Task to carry out:
Every line that holds "this" should be shown.

Dataset rows:
********
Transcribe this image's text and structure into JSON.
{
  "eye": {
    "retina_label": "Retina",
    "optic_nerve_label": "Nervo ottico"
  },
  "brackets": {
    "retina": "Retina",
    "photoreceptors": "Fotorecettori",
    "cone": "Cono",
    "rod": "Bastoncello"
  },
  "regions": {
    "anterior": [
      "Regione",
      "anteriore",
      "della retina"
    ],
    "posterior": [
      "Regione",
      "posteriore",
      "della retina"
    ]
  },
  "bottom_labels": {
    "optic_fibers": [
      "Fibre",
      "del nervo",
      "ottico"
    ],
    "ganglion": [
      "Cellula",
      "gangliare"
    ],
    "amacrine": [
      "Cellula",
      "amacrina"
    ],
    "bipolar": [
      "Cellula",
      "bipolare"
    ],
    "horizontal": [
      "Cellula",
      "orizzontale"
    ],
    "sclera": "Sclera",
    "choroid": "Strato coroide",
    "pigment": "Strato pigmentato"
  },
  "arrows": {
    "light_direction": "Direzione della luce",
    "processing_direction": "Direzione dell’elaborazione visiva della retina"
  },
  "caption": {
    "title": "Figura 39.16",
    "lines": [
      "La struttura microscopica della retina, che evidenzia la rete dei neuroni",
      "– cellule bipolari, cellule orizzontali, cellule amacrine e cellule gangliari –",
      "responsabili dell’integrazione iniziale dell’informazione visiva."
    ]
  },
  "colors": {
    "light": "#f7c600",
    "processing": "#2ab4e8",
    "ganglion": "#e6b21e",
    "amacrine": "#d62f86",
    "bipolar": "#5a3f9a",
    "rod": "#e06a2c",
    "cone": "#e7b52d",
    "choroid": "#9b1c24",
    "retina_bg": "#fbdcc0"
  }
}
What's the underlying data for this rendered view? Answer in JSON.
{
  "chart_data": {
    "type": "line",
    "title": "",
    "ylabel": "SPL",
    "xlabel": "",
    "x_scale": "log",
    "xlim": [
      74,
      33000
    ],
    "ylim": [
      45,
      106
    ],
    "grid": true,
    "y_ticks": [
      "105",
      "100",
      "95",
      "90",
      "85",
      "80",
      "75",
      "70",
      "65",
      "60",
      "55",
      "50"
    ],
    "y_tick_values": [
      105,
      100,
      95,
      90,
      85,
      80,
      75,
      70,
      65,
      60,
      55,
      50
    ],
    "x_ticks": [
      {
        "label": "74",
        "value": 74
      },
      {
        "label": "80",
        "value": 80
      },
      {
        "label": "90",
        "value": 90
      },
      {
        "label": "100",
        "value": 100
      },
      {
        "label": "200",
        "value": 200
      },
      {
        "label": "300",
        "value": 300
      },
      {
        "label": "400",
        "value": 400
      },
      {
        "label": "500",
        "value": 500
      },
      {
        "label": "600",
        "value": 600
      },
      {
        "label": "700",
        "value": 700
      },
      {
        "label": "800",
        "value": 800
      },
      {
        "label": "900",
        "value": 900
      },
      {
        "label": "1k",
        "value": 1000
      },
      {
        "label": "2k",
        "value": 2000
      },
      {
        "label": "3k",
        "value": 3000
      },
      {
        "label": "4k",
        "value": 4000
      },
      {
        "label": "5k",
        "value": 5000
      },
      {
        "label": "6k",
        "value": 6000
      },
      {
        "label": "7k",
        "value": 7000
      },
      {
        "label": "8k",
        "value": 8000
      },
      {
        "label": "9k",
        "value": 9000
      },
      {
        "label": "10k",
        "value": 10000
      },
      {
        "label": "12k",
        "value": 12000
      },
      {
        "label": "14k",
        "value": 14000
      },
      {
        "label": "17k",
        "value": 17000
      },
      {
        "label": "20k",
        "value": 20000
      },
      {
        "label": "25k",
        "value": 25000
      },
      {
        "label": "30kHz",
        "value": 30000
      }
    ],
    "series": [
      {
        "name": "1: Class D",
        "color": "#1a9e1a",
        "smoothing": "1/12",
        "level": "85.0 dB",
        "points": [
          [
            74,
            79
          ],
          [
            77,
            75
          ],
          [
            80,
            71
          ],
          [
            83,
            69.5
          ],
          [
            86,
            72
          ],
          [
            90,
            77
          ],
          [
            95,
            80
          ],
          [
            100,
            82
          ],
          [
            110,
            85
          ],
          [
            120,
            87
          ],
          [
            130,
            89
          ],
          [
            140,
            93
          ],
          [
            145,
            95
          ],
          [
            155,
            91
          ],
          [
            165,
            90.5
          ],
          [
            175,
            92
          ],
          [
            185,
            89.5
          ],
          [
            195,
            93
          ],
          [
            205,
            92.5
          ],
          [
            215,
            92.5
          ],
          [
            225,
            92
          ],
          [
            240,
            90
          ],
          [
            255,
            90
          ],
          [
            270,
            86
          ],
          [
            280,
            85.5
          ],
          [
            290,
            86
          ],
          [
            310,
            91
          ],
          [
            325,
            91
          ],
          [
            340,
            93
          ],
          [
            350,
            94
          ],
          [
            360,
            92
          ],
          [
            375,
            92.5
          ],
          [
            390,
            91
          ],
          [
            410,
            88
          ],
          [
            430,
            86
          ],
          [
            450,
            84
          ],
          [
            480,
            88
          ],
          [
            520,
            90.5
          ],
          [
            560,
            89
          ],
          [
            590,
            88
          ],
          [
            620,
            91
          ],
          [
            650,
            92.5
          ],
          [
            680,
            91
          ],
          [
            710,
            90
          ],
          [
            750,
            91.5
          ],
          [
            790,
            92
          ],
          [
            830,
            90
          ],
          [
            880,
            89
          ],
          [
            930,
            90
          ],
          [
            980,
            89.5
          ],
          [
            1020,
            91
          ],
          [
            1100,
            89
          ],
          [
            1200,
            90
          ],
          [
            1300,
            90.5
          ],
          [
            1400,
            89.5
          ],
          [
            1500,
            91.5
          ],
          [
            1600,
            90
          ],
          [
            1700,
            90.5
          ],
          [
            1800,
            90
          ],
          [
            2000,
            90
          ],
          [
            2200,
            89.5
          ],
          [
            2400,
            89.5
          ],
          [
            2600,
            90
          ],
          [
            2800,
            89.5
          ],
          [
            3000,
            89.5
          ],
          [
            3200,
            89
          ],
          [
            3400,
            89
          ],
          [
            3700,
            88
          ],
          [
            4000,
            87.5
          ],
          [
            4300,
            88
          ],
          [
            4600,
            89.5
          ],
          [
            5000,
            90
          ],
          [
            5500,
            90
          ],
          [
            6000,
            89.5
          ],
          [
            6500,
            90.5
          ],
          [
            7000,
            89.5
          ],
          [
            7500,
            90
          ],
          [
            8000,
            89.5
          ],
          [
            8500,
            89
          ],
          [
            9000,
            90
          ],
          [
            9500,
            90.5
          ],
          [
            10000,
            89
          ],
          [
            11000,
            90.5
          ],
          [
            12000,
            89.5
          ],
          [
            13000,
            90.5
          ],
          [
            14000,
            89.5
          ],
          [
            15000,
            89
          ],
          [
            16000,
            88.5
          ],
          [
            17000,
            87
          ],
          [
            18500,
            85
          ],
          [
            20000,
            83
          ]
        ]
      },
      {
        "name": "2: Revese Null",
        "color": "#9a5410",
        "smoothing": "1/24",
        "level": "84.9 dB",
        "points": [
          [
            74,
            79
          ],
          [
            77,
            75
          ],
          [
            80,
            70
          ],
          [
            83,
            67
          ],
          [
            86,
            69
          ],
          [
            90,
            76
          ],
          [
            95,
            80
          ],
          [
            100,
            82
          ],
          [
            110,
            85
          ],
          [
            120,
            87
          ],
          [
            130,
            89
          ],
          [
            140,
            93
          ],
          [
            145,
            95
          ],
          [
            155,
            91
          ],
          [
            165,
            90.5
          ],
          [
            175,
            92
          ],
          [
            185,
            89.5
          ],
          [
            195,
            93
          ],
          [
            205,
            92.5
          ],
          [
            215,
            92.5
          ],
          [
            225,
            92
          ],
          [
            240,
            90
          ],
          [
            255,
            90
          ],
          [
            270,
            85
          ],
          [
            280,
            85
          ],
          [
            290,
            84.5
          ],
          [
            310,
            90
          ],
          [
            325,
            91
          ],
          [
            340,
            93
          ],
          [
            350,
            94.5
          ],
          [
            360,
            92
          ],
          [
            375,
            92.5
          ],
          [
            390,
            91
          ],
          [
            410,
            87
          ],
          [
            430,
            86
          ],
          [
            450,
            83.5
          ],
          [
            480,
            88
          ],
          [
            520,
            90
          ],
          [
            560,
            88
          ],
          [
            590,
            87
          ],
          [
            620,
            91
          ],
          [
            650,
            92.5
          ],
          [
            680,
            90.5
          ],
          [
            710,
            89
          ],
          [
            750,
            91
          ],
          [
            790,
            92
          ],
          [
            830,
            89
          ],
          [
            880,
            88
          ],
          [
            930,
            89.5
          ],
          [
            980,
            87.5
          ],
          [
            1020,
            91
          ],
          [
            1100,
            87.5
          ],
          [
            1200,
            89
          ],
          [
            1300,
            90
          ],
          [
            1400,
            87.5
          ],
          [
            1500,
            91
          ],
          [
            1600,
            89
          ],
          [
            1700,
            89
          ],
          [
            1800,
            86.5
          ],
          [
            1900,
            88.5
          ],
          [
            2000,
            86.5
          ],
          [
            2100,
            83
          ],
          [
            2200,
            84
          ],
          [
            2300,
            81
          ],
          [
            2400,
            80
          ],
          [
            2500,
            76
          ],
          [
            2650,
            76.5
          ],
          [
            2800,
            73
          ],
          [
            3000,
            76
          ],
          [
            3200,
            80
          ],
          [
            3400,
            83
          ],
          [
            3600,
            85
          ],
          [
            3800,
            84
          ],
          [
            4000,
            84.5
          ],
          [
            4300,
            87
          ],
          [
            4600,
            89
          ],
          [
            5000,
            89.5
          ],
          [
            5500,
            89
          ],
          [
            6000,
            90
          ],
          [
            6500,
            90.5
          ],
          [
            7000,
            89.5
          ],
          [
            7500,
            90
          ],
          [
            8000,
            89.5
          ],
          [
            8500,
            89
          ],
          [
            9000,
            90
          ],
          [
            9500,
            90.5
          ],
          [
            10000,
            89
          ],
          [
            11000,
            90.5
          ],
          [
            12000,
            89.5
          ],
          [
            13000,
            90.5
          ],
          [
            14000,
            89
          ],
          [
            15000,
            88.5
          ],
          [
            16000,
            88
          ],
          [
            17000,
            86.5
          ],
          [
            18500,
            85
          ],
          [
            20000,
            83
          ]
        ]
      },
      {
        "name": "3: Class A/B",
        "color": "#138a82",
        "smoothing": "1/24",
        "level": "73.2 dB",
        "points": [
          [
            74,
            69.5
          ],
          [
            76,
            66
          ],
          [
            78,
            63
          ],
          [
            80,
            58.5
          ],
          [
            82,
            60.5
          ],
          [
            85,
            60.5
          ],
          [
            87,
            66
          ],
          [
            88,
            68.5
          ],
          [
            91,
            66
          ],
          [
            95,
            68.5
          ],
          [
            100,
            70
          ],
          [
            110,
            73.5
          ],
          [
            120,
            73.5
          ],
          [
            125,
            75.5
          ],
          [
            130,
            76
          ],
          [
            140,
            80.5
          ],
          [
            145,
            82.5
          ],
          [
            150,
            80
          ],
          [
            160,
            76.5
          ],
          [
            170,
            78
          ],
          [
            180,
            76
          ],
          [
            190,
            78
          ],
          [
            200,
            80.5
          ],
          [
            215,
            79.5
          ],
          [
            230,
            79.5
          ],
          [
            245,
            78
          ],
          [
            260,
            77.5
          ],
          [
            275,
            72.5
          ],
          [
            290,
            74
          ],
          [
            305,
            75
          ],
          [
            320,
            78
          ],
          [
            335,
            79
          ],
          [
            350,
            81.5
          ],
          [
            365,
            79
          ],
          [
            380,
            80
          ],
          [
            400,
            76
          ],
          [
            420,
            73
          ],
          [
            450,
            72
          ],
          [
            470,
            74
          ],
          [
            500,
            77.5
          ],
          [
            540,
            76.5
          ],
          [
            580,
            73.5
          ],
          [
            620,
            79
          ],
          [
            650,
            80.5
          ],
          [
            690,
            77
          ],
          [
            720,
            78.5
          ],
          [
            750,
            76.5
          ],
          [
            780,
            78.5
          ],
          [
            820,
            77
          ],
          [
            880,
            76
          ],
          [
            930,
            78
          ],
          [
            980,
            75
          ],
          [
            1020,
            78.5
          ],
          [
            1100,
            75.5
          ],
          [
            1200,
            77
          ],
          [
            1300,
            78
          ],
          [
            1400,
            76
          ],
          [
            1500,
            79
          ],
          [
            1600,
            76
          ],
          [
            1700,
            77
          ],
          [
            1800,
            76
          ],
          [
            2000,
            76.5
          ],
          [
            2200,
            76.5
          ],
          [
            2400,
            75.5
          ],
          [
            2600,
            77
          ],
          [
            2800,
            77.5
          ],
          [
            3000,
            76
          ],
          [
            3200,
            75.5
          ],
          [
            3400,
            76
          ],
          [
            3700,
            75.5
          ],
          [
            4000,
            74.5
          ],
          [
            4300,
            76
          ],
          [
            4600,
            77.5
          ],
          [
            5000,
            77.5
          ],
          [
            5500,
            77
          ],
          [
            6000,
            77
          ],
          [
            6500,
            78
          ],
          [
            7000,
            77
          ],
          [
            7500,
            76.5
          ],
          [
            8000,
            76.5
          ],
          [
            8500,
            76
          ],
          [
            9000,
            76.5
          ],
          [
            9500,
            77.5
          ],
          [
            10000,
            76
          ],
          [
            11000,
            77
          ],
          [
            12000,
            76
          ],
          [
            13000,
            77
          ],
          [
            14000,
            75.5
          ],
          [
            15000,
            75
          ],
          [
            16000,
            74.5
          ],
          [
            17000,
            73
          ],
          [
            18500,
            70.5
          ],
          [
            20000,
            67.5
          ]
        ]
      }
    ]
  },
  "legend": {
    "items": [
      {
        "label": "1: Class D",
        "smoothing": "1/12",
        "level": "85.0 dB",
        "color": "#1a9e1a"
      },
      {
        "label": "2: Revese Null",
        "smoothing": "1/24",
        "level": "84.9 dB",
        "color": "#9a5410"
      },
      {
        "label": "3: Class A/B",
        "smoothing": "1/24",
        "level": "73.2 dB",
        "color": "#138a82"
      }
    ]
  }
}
********
Written response:
Transcribe this image's text and structure into JSON.
What's the underlying data for this rendered view? Answer in JSON.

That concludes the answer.